(Stored data)
^^^^^^^^^^^^^^^^

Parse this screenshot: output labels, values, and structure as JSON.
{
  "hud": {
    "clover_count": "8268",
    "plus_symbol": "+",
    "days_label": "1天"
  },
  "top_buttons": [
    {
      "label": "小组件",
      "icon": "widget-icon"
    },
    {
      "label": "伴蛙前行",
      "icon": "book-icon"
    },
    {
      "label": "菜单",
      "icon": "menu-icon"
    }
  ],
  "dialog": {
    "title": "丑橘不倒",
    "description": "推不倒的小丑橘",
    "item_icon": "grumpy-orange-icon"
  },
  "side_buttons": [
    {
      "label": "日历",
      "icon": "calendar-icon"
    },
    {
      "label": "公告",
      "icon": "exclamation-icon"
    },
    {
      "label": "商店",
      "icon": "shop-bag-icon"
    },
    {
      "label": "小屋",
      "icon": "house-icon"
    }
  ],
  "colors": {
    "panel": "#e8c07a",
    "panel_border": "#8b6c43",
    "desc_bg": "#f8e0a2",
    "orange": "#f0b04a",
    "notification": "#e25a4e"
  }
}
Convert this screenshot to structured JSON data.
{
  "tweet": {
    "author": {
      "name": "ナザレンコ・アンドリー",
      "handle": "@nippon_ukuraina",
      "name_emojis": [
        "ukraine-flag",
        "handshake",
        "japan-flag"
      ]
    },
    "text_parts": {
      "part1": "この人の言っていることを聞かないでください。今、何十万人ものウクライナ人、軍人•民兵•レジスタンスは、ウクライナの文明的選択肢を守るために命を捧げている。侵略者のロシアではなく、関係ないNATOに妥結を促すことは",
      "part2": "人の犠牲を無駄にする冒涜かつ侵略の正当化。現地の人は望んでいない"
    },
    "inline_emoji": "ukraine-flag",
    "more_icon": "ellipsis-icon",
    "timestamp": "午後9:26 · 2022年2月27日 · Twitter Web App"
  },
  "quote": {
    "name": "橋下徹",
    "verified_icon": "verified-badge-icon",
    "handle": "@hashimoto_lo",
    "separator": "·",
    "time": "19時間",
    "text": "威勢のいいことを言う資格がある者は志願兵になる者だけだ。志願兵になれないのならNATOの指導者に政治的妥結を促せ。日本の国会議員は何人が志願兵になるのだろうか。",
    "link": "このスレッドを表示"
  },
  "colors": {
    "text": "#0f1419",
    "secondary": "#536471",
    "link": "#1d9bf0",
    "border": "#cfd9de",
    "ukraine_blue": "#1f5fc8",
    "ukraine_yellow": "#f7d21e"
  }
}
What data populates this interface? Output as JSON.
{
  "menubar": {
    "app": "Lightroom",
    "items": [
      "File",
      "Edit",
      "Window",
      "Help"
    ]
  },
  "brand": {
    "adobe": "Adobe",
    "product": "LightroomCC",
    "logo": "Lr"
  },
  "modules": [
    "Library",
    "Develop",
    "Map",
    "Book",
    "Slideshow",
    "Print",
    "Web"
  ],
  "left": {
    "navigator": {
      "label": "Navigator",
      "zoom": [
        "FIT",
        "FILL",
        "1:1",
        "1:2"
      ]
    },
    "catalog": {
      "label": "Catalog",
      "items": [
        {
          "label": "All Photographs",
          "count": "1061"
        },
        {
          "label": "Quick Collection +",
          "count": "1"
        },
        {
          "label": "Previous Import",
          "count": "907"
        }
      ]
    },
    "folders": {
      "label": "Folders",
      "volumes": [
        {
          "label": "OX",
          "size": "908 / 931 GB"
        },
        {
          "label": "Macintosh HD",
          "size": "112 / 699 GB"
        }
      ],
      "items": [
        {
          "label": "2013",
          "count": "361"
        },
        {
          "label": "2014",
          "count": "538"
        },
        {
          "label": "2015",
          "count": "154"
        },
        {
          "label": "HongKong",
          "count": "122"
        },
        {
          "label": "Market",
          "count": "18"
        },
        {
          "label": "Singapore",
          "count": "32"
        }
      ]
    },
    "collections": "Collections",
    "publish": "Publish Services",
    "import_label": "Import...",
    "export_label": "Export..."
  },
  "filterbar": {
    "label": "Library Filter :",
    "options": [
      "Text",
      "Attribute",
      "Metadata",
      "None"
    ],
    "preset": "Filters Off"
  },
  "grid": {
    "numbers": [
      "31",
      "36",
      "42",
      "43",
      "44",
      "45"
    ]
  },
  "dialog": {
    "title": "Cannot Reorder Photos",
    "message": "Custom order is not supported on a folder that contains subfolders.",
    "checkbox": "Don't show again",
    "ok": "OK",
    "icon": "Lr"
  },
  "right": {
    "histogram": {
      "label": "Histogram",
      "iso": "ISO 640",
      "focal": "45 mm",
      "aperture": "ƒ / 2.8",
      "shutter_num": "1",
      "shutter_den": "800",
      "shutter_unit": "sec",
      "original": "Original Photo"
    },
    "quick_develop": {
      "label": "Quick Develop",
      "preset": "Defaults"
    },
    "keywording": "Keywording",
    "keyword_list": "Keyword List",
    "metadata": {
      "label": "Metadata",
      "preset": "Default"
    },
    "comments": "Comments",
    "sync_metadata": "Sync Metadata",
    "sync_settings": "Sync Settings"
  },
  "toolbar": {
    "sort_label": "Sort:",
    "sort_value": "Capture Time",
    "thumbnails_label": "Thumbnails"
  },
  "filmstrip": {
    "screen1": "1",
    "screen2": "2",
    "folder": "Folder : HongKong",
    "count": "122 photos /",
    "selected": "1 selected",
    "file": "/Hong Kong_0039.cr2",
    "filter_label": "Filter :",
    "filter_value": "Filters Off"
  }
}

^^^^^^^^^^^^^^^^

TO BE DONE>
From the data above, work out how many lines contain the string "orange" and reply with only the number.

RIGHT ANSWER>
2